Count the lines below that contain the word "cadang" and give only the number.

━━ RECORD EXCERPTS

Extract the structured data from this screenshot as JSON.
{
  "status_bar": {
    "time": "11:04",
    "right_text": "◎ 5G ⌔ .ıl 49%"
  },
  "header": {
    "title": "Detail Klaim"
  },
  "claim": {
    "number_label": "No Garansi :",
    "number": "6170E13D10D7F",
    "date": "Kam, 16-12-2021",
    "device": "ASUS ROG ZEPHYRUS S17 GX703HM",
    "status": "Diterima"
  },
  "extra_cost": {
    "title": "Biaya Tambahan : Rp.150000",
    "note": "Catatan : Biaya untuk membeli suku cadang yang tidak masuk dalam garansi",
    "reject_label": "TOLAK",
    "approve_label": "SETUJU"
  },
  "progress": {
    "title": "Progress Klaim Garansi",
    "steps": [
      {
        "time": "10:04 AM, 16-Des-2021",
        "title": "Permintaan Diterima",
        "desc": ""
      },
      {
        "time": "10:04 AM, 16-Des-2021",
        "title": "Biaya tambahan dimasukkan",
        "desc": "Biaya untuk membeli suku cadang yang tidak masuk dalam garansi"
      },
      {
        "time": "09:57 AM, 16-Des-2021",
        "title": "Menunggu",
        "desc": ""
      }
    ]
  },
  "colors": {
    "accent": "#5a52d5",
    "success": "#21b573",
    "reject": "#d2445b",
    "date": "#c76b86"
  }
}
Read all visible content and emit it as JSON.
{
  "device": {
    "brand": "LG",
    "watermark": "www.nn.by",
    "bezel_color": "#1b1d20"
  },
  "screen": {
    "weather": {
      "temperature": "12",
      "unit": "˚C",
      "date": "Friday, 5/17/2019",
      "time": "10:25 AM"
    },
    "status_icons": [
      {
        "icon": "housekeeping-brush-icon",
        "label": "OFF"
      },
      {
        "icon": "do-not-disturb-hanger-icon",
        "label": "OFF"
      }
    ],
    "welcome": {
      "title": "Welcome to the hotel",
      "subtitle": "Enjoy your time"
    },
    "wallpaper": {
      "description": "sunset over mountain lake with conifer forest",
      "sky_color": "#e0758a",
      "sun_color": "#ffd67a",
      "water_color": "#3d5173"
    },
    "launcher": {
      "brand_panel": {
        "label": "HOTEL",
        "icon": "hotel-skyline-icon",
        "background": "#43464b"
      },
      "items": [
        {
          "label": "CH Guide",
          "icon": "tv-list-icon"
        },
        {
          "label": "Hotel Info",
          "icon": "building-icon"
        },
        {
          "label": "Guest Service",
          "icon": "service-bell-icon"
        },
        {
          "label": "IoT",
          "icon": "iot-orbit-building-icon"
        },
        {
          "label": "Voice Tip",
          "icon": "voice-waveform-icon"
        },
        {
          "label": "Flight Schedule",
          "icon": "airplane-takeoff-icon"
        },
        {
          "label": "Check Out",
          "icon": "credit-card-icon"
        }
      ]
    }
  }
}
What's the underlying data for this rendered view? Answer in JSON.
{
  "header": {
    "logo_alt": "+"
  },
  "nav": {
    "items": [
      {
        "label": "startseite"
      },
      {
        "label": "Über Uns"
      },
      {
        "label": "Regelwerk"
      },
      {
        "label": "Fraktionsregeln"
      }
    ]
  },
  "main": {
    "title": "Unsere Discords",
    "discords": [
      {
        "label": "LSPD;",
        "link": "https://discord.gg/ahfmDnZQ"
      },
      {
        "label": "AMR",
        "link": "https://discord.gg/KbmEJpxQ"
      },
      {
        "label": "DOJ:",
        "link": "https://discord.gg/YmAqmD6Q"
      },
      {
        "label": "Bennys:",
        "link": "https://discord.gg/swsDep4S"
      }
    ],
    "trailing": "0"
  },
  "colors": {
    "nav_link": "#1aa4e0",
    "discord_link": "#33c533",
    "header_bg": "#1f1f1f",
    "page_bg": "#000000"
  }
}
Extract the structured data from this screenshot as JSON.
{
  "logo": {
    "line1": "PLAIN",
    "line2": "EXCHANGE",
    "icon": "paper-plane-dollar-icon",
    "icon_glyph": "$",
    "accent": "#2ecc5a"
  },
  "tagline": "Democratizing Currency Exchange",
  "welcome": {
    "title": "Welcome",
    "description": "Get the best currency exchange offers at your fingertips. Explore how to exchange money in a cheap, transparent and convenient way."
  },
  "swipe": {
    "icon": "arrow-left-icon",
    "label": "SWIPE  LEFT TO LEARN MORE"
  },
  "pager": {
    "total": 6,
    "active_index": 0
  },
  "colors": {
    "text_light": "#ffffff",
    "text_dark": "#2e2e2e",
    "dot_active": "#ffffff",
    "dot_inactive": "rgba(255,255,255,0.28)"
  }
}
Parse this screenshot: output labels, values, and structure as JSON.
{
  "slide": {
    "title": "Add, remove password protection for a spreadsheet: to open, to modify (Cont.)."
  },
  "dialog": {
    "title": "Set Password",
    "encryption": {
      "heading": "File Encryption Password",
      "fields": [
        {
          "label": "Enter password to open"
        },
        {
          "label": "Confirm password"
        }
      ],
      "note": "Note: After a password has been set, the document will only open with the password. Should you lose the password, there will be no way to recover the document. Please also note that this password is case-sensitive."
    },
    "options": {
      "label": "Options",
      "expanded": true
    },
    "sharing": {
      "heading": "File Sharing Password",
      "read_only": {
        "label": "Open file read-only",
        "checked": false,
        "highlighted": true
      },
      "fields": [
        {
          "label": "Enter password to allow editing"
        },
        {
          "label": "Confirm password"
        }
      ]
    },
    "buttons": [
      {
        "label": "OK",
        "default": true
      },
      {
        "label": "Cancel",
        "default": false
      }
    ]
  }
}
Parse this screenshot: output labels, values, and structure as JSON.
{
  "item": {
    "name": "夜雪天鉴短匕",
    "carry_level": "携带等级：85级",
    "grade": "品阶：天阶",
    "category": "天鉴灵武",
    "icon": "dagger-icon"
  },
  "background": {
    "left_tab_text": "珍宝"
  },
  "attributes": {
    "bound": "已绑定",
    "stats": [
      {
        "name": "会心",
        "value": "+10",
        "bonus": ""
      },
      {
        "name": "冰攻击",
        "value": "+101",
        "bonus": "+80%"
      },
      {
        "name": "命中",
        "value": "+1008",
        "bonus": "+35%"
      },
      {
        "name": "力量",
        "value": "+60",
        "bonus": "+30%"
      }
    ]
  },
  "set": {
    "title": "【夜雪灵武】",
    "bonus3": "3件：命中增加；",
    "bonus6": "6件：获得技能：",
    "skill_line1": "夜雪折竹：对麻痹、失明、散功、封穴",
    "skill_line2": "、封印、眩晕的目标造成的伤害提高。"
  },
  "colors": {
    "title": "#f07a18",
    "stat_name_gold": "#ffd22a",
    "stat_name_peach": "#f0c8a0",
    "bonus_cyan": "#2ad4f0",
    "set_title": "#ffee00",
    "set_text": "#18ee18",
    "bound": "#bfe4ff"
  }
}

━━━━

RESULT -
2